* _What you need to do_
Scan the entries below and extract each line with the word "Fahrweise" in it.

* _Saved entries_

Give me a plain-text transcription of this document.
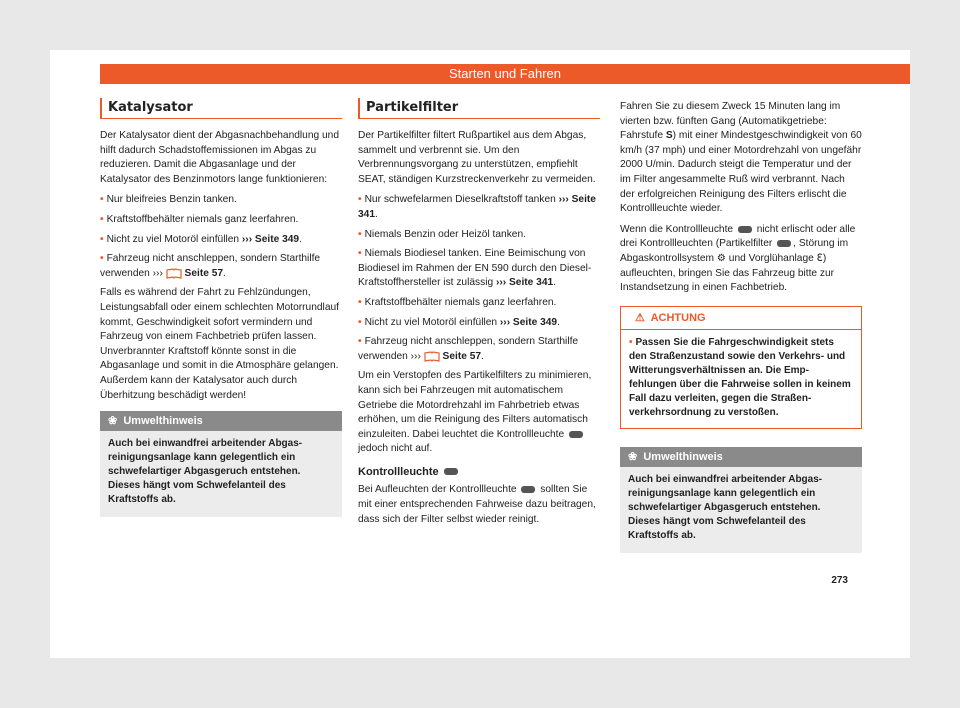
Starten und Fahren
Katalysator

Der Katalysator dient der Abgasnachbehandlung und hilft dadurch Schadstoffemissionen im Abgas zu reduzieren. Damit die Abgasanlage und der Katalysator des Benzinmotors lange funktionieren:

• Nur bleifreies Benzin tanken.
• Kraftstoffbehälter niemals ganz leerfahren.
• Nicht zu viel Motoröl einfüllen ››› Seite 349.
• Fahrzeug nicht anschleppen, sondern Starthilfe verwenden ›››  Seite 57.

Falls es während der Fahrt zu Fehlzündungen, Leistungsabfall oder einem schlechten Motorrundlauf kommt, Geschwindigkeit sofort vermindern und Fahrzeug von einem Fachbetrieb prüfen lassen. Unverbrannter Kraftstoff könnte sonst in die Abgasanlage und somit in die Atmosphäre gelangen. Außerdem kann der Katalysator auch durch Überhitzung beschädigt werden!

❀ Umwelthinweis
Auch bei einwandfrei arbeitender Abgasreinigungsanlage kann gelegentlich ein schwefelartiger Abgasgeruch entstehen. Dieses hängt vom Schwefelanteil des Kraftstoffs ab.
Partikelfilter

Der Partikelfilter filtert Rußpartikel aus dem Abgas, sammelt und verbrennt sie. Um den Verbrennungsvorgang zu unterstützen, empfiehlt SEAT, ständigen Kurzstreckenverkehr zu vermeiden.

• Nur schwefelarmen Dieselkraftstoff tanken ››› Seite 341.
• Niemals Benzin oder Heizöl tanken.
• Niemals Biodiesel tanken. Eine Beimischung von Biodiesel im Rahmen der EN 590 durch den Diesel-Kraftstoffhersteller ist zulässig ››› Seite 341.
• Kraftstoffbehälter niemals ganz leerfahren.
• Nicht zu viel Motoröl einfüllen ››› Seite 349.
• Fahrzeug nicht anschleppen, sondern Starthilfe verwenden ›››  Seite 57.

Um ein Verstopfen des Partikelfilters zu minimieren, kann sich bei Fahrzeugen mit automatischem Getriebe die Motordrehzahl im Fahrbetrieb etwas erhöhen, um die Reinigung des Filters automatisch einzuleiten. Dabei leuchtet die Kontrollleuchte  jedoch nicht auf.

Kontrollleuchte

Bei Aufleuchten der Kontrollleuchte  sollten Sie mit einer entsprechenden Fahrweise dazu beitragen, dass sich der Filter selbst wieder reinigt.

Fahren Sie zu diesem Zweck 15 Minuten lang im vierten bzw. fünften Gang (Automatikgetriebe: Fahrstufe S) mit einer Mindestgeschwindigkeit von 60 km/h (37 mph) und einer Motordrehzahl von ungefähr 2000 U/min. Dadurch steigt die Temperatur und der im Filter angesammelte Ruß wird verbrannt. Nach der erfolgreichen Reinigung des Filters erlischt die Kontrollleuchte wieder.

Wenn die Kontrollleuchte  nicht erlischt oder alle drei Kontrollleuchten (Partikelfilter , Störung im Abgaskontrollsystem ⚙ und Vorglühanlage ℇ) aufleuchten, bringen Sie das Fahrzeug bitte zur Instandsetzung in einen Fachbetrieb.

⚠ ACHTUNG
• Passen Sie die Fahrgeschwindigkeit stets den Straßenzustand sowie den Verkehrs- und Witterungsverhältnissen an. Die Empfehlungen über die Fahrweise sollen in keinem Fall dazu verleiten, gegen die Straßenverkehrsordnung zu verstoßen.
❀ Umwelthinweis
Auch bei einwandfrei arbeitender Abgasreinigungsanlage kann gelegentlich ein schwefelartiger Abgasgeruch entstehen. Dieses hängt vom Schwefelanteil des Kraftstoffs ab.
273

==

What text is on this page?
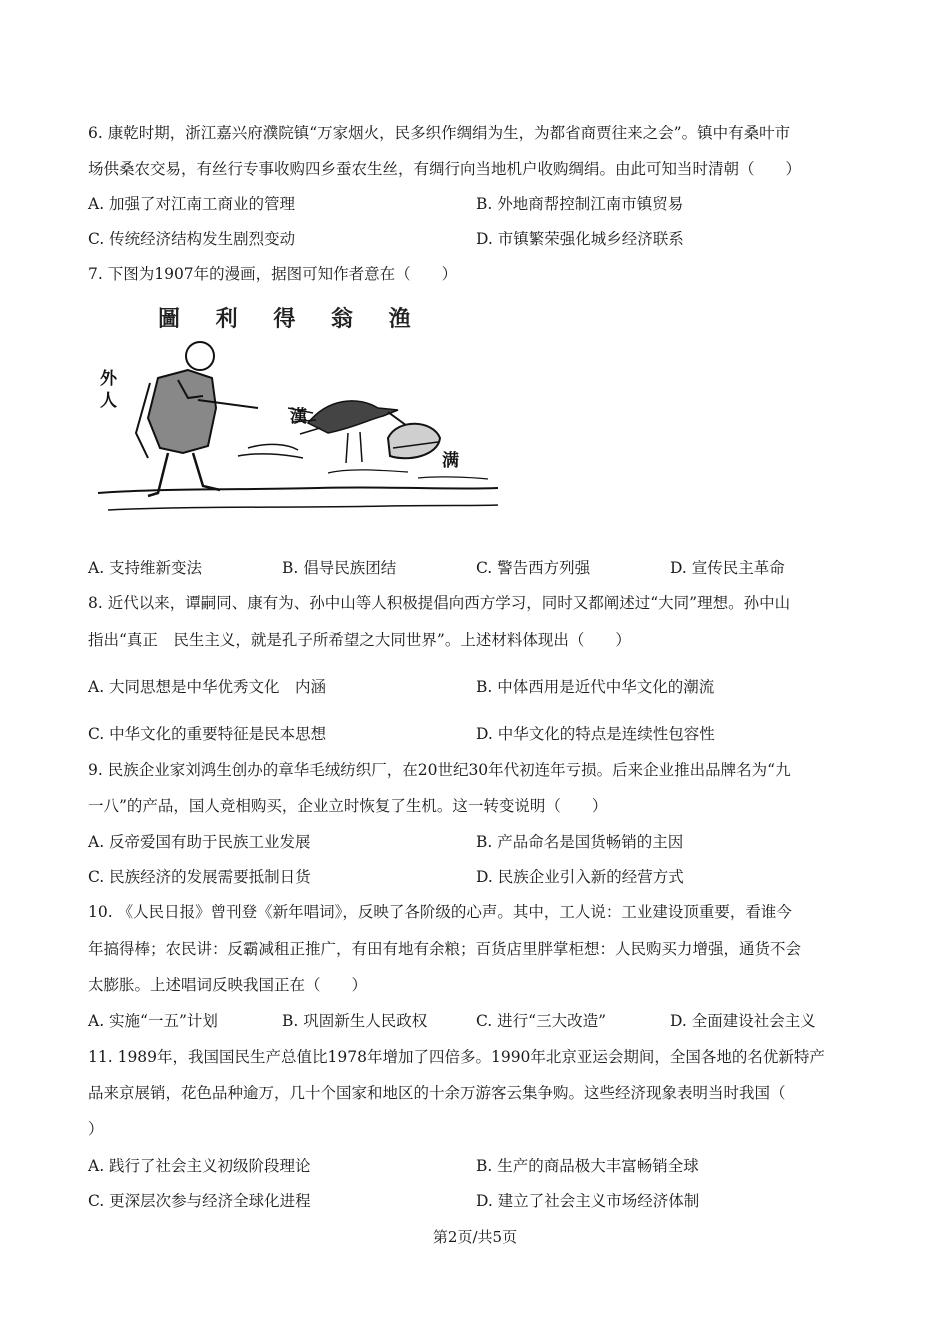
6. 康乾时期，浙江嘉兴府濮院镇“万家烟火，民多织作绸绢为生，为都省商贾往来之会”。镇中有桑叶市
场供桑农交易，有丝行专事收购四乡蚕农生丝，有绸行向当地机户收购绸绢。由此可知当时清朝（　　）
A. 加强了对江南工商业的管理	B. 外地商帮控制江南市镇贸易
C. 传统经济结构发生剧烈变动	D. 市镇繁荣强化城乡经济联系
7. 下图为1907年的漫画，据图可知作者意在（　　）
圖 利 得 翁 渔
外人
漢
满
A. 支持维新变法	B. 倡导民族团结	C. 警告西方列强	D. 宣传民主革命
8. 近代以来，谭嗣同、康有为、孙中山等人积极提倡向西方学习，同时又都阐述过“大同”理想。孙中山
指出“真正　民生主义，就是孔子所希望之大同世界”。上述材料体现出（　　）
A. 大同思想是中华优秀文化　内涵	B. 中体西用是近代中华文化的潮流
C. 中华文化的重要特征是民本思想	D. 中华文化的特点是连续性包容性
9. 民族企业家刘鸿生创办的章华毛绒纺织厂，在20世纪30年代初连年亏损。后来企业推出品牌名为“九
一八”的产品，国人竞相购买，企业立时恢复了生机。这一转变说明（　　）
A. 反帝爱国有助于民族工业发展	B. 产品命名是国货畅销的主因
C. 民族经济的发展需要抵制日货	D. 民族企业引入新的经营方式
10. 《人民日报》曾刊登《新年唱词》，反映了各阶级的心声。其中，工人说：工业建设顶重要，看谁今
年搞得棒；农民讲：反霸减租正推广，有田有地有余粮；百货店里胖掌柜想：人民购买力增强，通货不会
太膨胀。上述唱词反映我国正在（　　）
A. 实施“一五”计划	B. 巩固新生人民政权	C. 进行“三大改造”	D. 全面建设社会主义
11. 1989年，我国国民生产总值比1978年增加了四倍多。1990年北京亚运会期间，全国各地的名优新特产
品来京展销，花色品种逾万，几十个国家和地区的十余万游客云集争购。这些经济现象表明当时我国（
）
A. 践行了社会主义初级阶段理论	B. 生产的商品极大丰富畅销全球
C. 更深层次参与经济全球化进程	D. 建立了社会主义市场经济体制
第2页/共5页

==

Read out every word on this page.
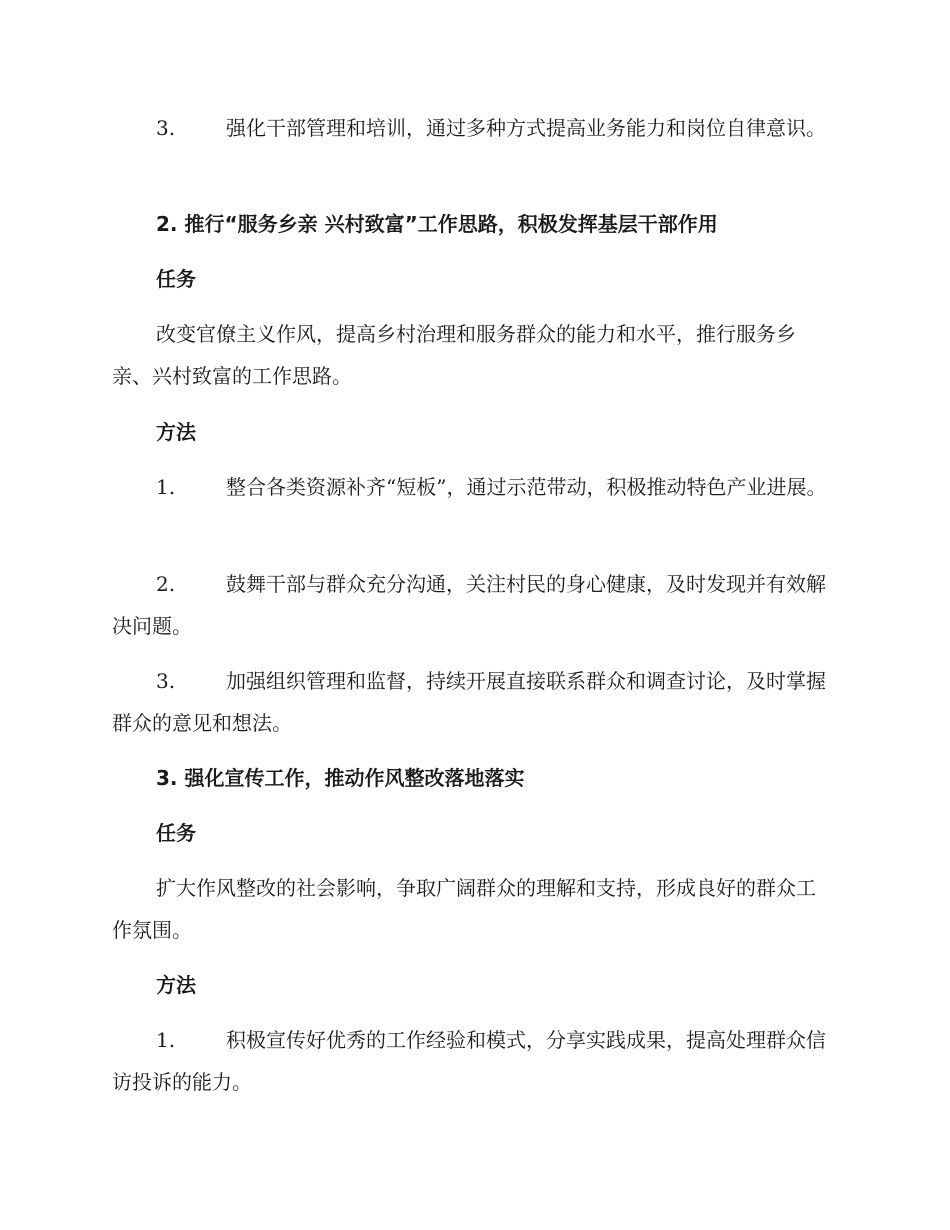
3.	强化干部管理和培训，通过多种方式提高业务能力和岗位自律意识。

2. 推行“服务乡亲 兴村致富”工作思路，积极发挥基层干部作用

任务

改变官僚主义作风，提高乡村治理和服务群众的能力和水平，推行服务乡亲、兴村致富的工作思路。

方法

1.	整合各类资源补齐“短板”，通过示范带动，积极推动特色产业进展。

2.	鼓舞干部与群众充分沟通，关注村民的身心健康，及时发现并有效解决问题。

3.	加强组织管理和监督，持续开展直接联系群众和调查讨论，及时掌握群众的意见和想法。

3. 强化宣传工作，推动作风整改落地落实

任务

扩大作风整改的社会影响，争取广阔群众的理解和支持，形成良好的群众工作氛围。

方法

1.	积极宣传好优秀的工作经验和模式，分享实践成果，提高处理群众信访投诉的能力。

* _Complete answer_
Bei Aufleuchten der Kontrollleuchte  sollten Sie mit einer entsprechenden Fahrweise dazu beitragen, dass sich der Filter selbst wieder reinigt.
• Passen Sie die Fahrgeschwindigkeit stets den Straßenzustand sowie den Verkehrs- und Witterungsverhältnissen an. Die Empfehlungen über die Fahrweise sollen in keinem Fall dazu verleiten, gegen die Straßenverkehrsordnung zu verstoßen.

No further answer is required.